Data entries
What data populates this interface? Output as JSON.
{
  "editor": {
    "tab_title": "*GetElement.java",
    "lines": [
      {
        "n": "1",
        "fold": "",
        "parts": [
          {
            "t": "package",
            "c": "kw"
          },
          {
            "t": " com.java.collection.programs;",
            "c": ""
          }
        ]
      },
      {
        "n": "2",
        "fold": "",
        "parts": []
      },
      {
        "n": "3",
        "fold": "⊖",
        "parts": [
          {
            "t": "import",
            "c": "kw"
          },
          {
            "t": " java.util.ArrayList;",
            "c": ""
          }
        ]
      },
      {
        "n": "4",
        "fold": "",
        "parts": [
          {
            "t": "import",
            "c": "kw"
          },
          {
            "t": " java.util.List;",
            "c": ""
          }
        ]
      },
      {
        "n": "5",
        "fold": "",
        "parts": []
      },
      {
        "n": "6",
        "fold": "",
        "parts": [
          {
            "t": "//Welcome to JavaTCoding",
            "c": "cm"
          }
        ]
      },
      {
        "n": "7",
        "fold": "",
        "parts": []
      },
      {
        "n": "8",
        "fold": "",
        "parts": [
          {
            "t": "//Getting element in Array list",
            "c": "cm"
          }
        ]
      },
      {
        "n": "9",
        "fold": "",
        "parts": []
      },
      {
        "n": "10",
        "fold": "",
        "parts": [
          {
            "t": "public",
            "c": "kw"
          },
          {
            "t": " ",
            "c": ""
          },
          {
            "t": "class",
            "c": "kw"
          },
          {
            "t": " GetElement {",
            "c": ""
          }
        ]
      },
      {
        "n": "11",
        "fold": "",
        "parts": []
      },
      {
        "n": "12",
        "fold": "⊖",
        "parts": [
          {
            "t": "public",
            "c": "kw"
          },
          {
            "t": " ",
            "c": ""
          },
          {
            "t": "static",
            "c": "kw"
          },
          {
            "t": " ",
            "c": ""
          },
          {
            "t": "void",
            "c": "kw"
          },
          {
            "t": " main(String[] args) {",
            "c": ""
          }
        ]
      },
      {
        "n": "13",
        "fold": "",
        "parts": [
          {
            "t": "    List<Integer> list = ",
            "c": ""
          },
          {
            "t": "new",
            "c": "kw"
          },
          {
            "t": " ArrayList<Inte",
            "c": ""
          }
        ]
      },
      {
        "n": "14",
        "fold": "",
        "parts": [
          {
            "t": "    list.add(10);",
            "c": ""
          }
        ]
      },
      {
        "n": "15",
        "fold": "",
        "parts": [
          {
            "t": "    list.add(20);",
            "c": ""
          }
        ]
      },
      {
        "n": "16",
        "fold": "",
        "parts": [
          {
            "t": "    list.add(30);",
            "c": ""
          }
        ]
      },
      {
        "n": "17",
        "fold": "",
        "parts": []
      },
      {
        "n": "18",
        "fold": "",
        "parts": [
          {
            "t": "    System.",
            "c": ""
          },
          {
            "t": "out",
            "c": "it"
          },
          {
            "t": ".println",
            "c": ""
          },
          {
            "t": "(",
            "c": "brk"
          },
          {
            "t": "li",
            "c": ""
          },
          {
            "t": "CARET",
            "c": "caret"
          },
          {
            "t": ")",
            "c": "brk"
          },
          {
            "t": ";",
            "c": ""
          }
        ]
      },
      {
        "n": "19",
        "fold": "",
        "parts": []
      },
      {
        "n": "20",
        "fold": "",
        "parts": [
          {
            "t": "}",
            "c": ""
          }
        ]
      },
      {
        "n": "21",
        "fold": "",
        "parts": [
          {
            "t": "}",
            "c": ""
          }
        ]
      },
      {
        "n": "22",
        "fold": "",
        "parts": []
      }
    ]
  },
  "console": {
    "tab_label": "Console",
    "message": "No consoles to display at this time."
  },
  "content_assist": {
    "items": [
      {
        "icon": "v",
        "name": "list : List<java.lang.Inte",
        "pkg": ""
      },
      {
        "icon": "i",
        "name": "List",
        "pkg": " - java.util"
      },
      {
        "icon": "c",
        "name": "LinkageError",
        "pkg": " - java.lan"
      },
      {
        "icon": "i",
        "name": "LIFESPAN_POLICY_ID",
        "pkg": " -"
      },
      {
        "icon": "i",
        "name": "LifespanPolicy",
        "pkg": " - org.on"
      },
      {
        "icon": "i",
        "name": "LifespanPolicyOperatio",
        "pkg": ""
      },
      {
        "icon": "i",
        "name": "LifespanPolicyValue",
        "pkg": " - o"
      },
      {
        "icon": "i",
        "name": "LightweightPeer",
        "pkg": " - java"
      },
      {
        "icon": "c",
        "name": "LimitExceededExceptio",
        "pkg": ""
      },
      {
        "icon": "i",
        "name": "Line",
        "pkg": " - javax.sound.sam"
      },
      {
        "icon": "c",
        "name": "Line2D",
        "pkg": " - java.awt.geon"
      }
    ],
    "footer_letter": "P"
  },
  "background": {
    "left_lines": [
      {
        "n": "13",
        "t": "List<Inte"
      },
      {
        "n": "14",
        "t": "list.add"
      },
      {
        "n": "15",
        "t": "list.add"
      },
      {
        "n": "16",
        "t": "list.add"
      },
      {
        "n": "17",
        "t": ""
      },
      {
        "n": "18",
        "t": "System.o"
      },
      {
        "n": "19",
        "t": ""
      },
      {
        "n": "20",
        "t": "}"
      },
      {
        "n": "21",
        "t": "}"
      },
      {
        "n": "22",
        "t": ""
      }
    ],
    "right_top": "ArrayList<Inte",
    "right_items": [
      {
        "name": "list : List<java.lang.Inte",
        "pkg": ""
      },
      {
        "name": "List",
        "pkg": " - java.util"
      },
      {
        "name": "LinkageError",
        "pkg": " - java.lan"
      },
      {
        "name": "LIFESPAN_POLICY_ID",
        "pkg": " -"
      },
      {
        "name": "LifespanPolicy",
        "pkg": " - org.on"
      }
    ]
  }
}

_The request_.
Every record above should be copied exactly.

_Task answer_.
What data populates this interface? Output as JSON.
{
  "editor": {
    "tab_title": "*GetElement.java",
    "lines": [
      {
        "n": "1",
        "fold": "",
        "parts": [
          {
            "t": "package",
            "c": "kw"
          },
          {
            "t": " com.java.collection.programs;",
            "c": ""
          }
        ]
      },
      {
        "n": "2",
        "fold": "",
        "parts": []
      },
      {
        "n": "3",
        "fold": "⊖",
        "parts": [
          {
            "t": "import",
            "c": "kw"
          },
          {
            "t": " java.util.ArrayList;",
            "c": ""
          }
        ]
      },
      {
        "n": "4",
        "fold": "",
        "parts": [
          {
            "t": "import",
            "c": "kw"
          },
          {
            "t": " java.util.List;",
            "c": ""
          }
        ]
      },
      {
        "n": "5",
        "fold": "",
        "parts": []
      },
      {
        "n": "6",
        "fold": "",
        "parts": [
          {
            "t": "//Welcome to JavaTCoding",
            "c": "cm"
          }
        ]
      },
      {
        "n": "7",
        "fold": "",
        "parts": []
      },
      {
        "n": "8",
        "fold": "",
        "parts": [
          {
            "t": "//Getting element in Array list",
            "c": "cm"
          }
        ]
      },
      {
        "n": "9",
        "fold": "",
        "parts": []
      },
      {
        "n": "10",
        "fold": "",
        "parts": [
          {
            "t": "public",
            "c": "kw"
          },
          {
            "t": " ",
            "c": ""
          },
          {
            "t": "class",
            "c": "kw"
          },
          {
            "t": " GetElement {",
            "c": ""
          }
        ]
      },
      {
        "n": "11",
        "fold": "",
        "parts": []
      },
      {
        "n": "12",
        "fold": "⊖",
        "parts": [
          {
            "t": "public",
            "c": "kw"
          },
          {
            "t": " ",
            "c": ""
          },
          {
            "t": "static",
            "c": "kw"
          },
          {
            "t": " ",
            "c": ""
          },
          {
            "t": "void",
            "c": "kw"
          },
          {
            "t": " main(String[] args) {",
            "c": ""
          }
        ]
      },
      {
        "n": "13",
        "fold": "",
        "parts": [
          {
            "t": "    List<Integer> list = ",
            "c": ""
          },
          {
            "t": "new",
            "c": "kw"
          },
          {
            "t": " ArrayList<Inte",
            "c": ""
          }
        ]
      },
      {
        "n": "14",
        "fold": "",
        "parts": [
          {
            "t": "    list.add(10);",
            "c": ""
          }
        ]
      },
      {
        "n": "15",
        "fold": "",
        "parts": [
          {
            "t": "    list.add(20);",
            "c": ""
          }
        ]
      },
      {
        "n": "16",
        "fold": "",
        "parts": [
          {
            "t": "    list.add(30);",
            "c": ""
          }
        ]
      },
      {
        "n": "17",
        "fold": "",
        "parts": []
      },
      {
        "n": "18",
        "fold": "",
        "parts": [
          {
            "t": "    System.",
            "c": ""
          },
          {
            "t": "out",
            "c": "it"
          },
          {
            "t": ".println",
            "c": ""
          },
          {
            "t": "(",
            "c": "brk"
          },
          {
            "t": "li",
            "c": ""
          },
          {
            "t": "CARET",
            "c": "caret"
          },
          {
            "t": ")",
            "c": "brk"
          },
          {
            "t": ";",
            "c": ""
          }
        ]
      },
      {
        "n": "19",
        "fold": "",
        "parts": []
      },
      {
        "n": "20",
        "fold": "",
        "parts": [
          {
            "t": "}",
            "c": ""
          }
        ]
      },
      {
        "n": "21",
        "fold": "",
        "parts": [
          {
            "t": "}",
            "c": ""
          }
        ]
      },
      {
        "n": "22",
        "fold": "",
        "parts": []
      }
    ]
  },
  "console": {
    "tab_label": "Console",
    "message": "No consoles to display at this time."
  },
  "content_assist": {
    "items": [
      {
        "icon": "v",
        "name": "list : List<java.lang.Inte",
        "pkg": ""
      },
      {
        "icon": "i",
        "name": "List",
        "pkg": " - java.util"
      },
      {
        "icon": "c",
        "name": "LinkageError",
        "pkg": " - java.lan"
      },
      {
        "icon": "i",
        "name": "LIFESPAN_POLICY_ID",
        "pkg": " -"
      },
      {
        "icon": "i",
        "name": "LifespanPolicy",
        "pkg": " - org.on"
      },
      {
        "icon": "i",
        "name": "LifespanPolicyOperatio",
        "pkg": ""
      },
      {
        "icon": "i",
        "name": "LifespanPolicyValue",
        "pkg": " - o"
      },
      {
        "icon": "i",
        "name": "LightweightPeer",
        "pkg": " - java"
      },
      {
        "icon": "c",
        "name": "LimitExceededExceptio",
        "pkg": ""
      },
      {
        "icon": "i",
        "name": "Line",
        "pkg": " - javax.sound.sam"
      },
      {
        "icon": "c",
        "name": "Line2D",
        "pkg": " - java.awt.geon"
      }
    ],
    "footer_letter": "P"
  },
  "background": {
    "left_lines": [
      {
        "n": "13",
        "t": "List<Inte"
      },
      {
        "n": "14",
        "t": "list.add"
      },
      {
        "n": "15",
        "t": "list.add"
      },
      {
        "n": "16",
        "t": "list.add"
      },
      {
        "n": "17",
        "t": ""
      },
      {
        "n": "18",
        "t": "System.o"
      },
      {
        "n": "19",
        "t": ""
      },
      {
        "n": "20",
        "t": "}"
      },
      {
        "n": "21",
        "t": "}"
      },
      {
        "n": "22",
        "t": ""
      }
    ],
    "right_top": "ArrayList<Inte",
    "right_items": [
      {
        "name": "list : List<java.lang.Inte",
        "pkg": ""
      },
      {
        "name": "List",
        "pkg": " - java.util"
      },
      {
        "name": "LinkageError",
        "pkg": " - java.lan"
      },
      {
        "name": "LIFESPAN_POLICY_ID",
        "pkg": " -"
      },
      {
        "name": "LifespanPolicy",
        "pkg": " - org.on"
      }
    ]
  }
}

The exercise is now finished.